→ WHAT YOU WILL DO
Using the data below, gather each line that includes the word "text".

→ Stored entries

* Start *

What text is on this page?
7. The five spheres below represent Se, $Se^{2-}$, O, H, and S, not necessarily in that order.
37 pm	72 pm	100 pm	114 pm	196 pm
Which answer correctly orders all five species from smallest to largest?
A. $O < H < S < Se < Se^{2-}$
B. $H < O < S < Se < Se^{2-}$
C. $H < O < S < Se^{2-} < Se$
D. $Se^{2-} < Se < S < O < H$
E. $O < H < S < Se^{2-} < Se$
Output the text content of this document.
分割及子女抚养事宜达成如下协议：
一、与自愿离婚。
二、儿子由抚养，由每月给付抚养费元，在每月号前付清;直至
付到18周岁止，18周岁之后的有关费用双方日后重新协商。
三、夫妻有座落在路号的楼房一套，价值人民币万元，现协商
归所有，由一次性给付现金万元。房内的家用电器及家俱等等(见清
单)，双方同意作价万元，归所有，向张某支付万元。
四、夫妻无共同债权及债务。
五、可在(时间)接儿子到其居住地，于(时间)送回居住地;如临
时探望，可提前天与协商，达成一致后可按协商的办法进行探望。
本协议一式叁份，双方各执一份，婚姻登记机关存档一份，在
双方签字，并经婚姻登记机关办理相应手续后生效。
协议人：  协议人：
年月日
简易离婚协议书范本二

* End *

→ ANSWER TO THIS PROBLEM
What text is on this page?
Output the text content of this document.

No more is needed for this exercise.